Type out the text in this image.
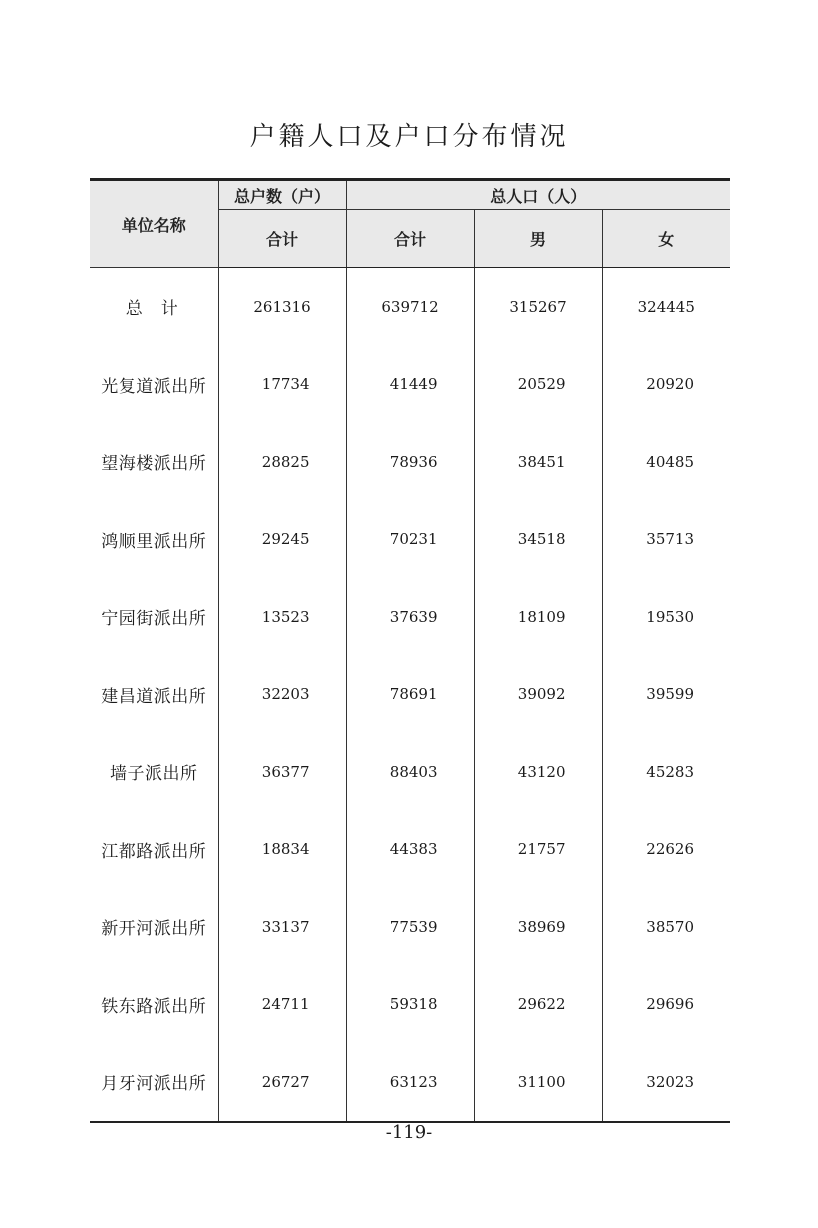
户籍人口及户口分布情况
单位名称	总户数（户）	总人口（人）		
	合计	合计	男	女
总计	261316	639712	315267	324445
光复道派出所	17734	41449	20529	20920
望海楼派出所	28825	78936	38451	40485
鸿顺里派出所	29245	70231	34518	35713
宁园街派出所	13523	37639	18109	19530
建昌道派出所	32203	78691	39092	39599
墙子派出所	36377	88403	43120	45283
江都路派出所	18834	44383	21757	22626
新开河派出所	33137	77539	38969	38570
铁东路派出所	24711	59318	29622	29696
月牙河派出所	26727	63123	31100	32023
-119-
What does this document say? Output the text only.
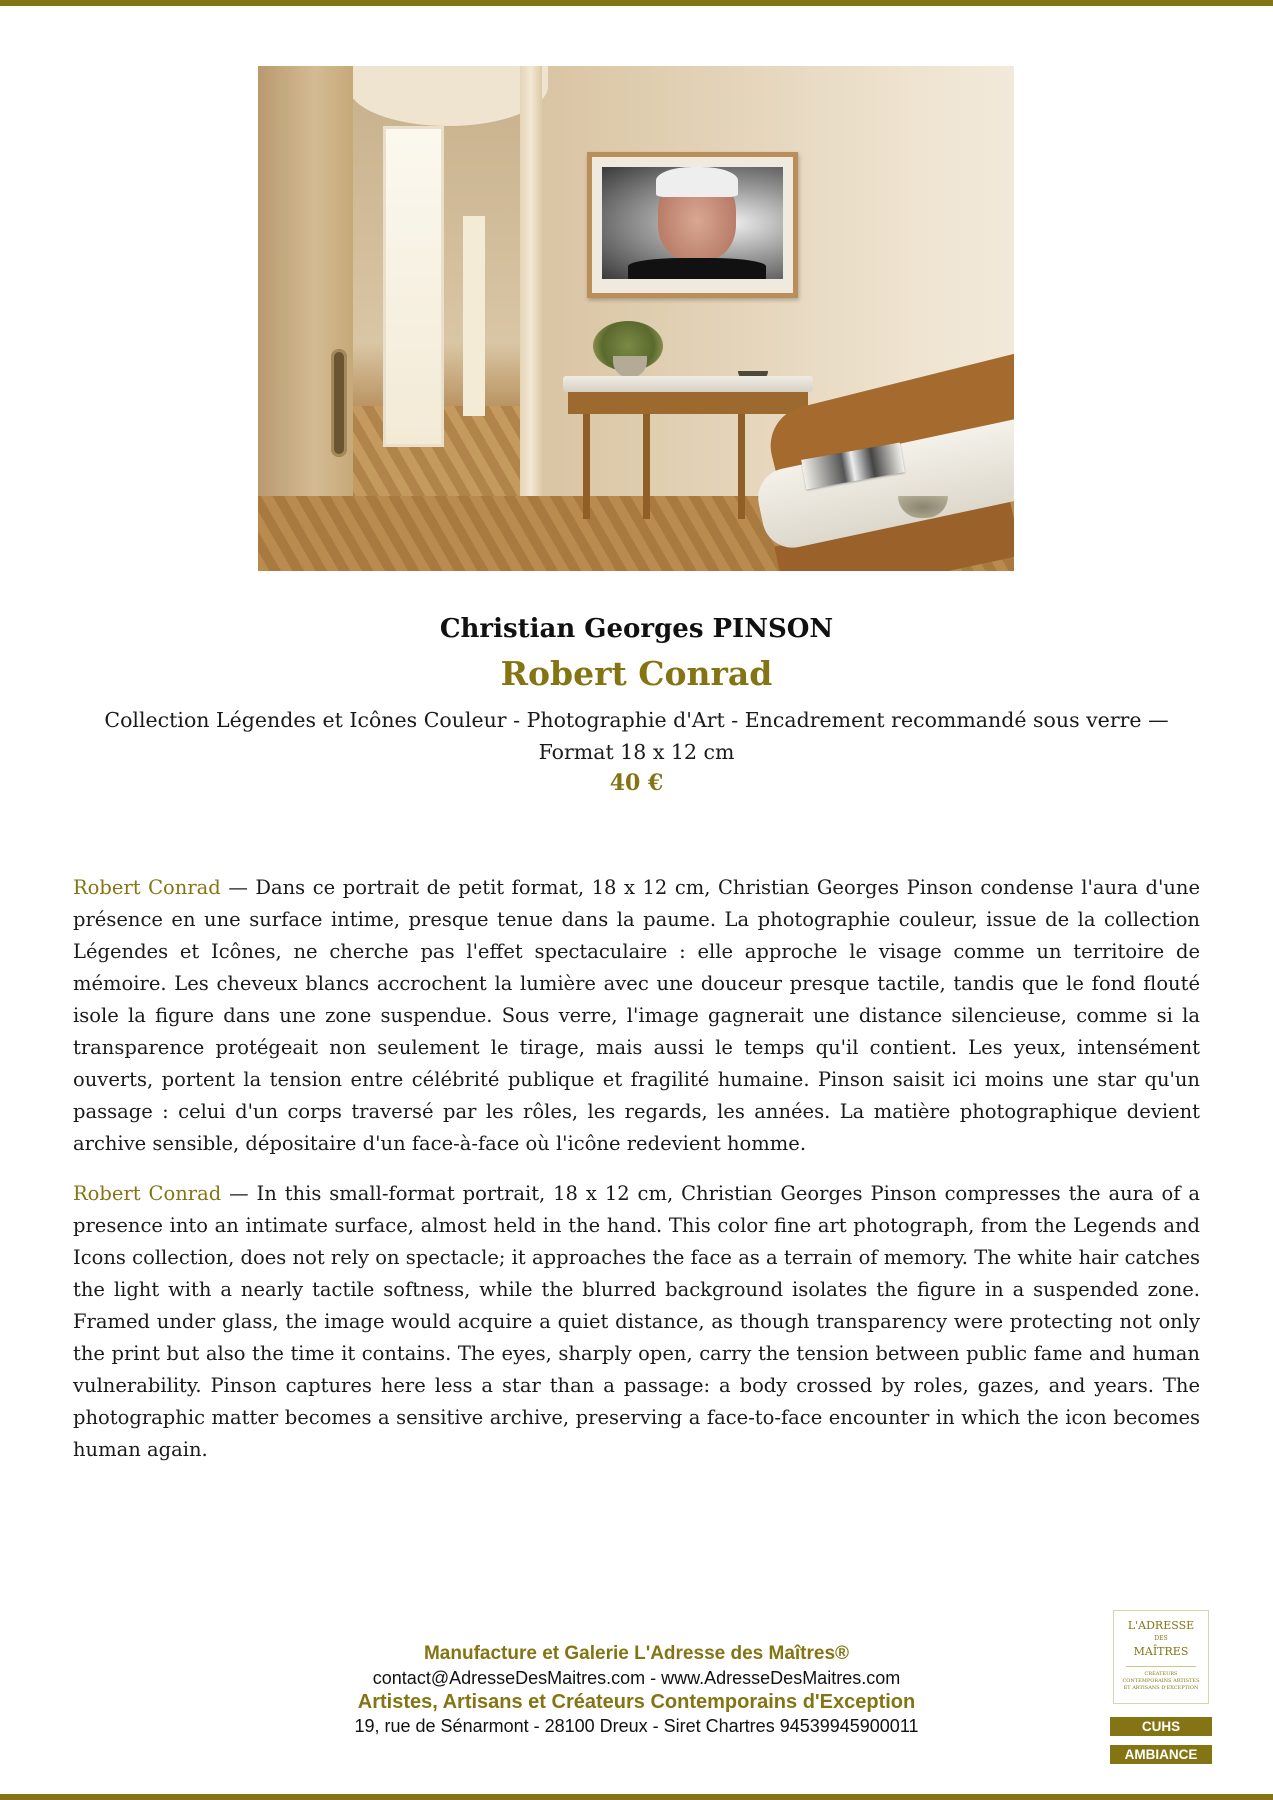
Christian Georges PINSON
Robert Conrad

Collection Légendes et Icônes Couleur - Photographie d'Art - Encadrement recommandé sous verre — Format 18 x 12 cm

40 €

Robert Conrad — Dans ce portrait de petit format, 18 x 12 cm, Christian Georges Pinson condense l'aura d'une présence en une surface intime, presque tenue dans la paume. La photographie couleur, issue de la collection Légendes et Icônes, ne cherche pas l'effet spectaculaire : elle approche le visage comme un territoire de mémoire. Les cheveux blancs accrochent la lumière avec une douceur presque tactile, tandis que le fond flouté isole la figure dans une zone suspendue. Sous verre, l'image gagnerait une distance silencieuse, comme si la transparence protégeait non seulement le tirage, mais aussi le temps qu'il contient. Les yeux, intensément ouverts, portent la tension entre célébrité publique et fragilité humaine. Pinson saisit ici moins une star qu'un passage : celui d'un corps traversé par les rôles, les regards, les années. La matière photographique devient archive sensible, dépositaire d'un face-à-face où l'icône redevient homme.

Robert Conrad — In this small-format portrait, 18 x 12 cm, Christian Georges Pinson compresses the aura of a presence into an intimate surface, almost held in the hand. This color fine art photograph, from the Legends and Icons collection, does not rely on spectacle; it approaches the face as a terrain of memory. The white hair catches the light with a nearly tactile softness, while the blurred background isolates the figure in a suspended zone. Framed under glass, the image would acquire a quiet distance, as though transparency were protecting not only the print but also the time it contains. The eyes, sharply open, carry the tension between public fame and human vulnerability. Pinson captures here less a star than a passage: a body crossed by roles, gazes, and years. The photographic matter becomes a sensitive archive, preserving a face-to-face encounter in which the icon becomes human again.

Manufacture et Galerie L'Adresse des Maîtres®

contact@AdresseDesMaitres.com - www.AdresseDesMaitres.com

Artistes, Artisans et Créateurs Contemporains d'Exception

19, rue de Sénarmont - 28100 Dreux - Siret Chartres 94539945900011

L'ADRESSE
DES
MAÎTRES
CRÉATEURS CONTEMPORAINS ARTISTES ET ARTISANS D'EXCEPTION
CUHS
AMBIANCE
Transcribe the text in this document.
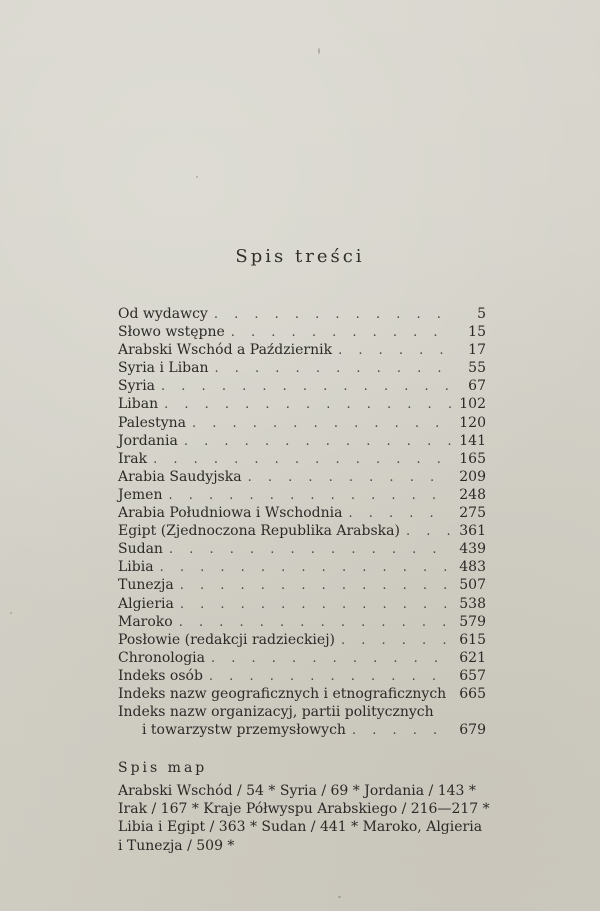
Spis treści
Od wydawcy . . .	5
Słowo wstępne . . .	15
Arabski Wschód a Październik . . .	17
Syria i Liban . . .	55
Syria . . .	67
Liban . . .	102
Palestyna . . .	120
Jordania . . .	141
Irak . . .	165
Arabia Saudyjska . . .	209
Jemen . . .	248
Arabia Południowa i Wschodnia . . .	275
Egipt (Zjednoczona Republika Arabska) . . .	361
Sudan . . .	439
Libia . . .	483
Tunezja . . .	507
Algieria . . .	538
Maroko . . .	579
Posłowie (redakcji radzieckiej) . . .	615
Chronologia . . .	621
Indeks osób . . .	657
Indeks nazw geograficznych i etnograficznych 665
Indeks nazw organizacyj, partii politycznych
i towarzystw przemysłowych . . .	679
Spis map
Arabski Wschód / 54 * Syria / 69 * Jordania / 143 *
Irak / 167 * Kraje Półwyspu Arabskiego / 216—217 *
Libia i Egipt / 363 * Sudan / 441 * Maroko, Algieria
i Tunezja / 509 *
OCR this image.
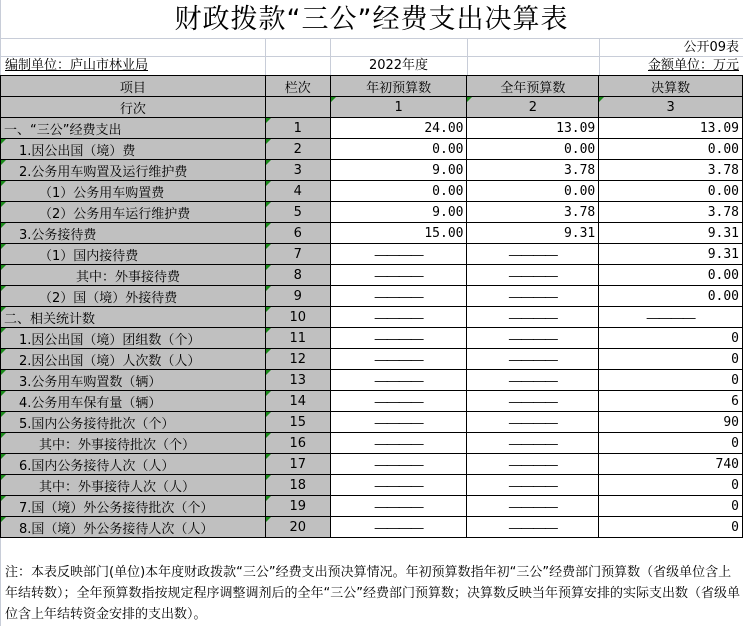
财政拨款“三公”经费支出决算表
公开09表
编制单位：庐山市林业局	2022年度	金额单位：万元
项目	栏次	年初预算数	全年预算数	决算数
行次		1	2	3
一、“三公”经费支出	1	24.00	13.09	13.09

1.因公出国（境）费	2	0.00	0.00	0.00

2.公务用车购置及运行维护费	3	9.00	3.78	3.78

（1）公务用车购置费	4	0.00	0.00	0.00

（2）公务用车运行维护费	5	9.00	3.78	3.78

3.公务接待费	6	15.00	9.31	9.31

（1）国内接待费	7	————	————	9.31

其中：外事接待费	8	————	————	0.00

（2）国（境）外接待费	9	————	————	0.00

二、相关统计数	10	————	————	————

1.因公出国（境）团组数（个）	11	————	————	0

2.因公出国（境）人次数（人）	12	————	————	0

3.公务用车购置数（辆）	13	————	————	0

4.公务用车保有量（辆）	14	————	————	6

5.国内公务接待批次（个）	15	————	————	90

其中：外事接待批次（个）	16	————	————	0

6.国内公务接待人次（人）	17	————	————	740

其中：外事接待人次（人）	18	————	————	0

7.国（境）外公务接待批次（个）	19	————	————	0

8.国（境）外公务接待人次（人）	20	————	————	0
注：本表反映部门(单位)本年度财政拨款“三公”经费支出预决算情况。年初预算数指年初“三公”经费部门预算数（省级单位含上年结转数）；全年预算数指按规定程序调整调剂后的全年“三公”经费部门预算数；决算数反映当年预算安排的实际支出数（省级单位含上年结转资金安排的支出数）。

◇ ◇ ◇ ◇ ◇

> [EXERCISE]: From the listing above, print every entry precisely and drop the pictures.

> [WRITTEN ANSWER]:
Type out the text in this image.
户籍人口及户口分布情况
单位名称	总户数（户）	总人口（人）		
	合计	合计	男	女
总计	261316	639712	315267	324445
光复道派出所	17734	41449	20529	20920
望海楼派出所	28825	78936	38451	40485
鸿顺里派出所	29245	70231	34518	35713
宁园街派出所	13523	37639	18109	19530
建昌道派出所	32203	78691	39092	39599
墙子派出所	36377	88403	43120	45283
江都路派出所	18834	44383	21757	22626
新开河派出所	33137	77539	38969	38570
铁东路派出所	24711	59318	29622	29696
月牙河派出所	26727	63123	31100	32023
-119-
What does this document say? Output the text only.
Christian Georges PINSON
Robert Conrad

Collection Légendes et Icônes Couleur - Photographie d'Art - Encadrement recommandé sous verre — Format 18 x 12 cm

40 €

Robert Conrad — Dans ce portrait de petit format, 18 x 12 cm, Christian Georges Pinson condense l'aura d'une présence en une surface intime, presque tenue dans la paume. La photographie couleur, issue de la collection Légendes et Icônes, ne cherche pas l'effet spectaculaire : elle approche le visage comme un territoire de mémoire. Les cheveux blancs accrochent la lumière avec une douceur presque tactile, tandis que le fond flouté isole la figure dans une zone suspendue. Sous verre, l'image gagnerait une distance silencieuse, comme si la transparence protégeait non seulement le tirage, mais aussi le temps qu'il contient. Les yeux, intensément ouverts, portent la tension entre célébrité publique et fragilité humaine. Pinson saisit ici moins une star qu'un passage : celui d'un corps traversé par les rôles, les regards, les années. La matière photographique devient archive sensible, dépositaire d'un face-à-face où l'icône redevient homme.

Robert Conrad — In this small-format portrait, 18 x 12 cm, Christian Georges Pinson compresses the aura of a presence into an intimate surface, almost held in the hand. This color fine art photograph, from the Legends and Icons collection, does not rely on spectacle; it approaches the face as a terrain of memory. The white hair catches the light with a nearly tactile softness, while the blurred background isolates the figure in a suspended zone. Framed under glass, the image would acquire a quiet distance, as though transparency were protecting not only the print but also the time it contains. The eyes, sharply open, carry the tension between public fame and human vulnerability. Pinson captures here less a star than a passage: a body crossed by roles, gazes, and years. The photographic matter becomes a sensitive archive, preserving a face-to-face encounter in which the icon becomes human again.

Manufacture et Galerie L'Adresse des Maîtres®

contact@AdresseDesMaitres.com - www.AdresseDesMaitres.com

Artistes, Artisans et Créateurs Contemporains d'Exception

19, rue de Sénarmont - 28100 Dreux - Siret Chartres 94539945900011

L'ADRESSE
DES
MAÎTRES
CRÉATEURS CONTEMPORAINS ARTISTES ET ARTISANS D'EXCEPTION
CUHS
AMBIANCE
Transcribe the text in this document.
Spis treści
Od wydawcy . . .	5
Słowo wstępne . . .	15
Arabski Wschód a Październik . . .	17
Syria i Liban . . .	55
Syria . . .	67
Liban . . .	102
Palestyna . . .	120
Jordania . . .	141
Irak . . .	165
Arabia Saudyjska . . .	209
Jemen . . .	248
Arabia Południowa i Wschodnia . . .	275
Egipt (Zjednoczona Republika Arabska) . . .	361
Sudan . . .	439
Libia . . .	483
Tunezja . . .	507
Algieria . . .	538
Maroko . . .	579
Posłowie (redakcji radzieckiej) . . .	615
Chronologia . . .	621
Indeks osób . . .	657
Indeks nazw geograficznych i etnograficznych 665
Indeks nazw organizacyj, partii politycznych
i towarzystw przemysłowych . . .	679
Spis map
Arabski Wschód / 54 * Syria / 69 * Jordania / 143 *
Irak / 167 * Kraje Półwyspu Arabskiego / 216—217 *
Libia i Egipt / 363 * Sudan / 441 * Maroko, Algieria
i Tunezja / 509 *
OCR this image.
财政拨款“三公”经费支出决算表
公开09表
编制单位：庐山市林业局	2022年度	金额单位：万元
项目	栏次	年初预算数	全年预算数	决算数
行次		1	2	3
一、“三公”经费支出	1	24.00	13.09	13.09

1.因公出国（境）费	2	0.00	0.00	0.00

2.公务用车购置及运行维护费	3	9.00	3.78	3.78

（1）公务用车购置费	4	0.00	0.00	0.00

（2）公务用车运行维护费	5	9.00	3.78	3.78

3.公务接待费	6	15.00	9.31	9.31

（1）国内接待费	7	————	————	9.31

其中：外事接待费	8	————	————	0.00

（2）国（境）外接待费	9	————	————	0.00

二、相关统计数	10	————	————	————

1.因公出国（境）团组数（个）	11	————	————	0

2.因公出国（境）人次数（人）	12	————	————	0

3.公务用车购置数（辆）	13	————	————	0

4.公务用车保有量（辆）	14	————	————	6

5.国内公务接待批次（个）	15	————	————	90

其中：外事接待批次（个）	16	————	————	0

6.国内公务接待人次（人）	17	————	————	740

其中：外事接待人次（人）	18	————	————	0

7.国（境）外公务接待批次（个）	19	————	————	0

8.国（境）外公务接待人次（人）	20	————	————	0
注：本表反映部门(单位)本年度财政拨款“三公”经费支出预决算情况。年初预算数指年初“三公”经费部门预算数（省级单位含上年结转数）；全年预算数指按规定程序调整调剂后的全年“三公”经费部门预算数；决算数反映当年预算安排的实际支出数（省级单位含上年结转资金安排的支出数）。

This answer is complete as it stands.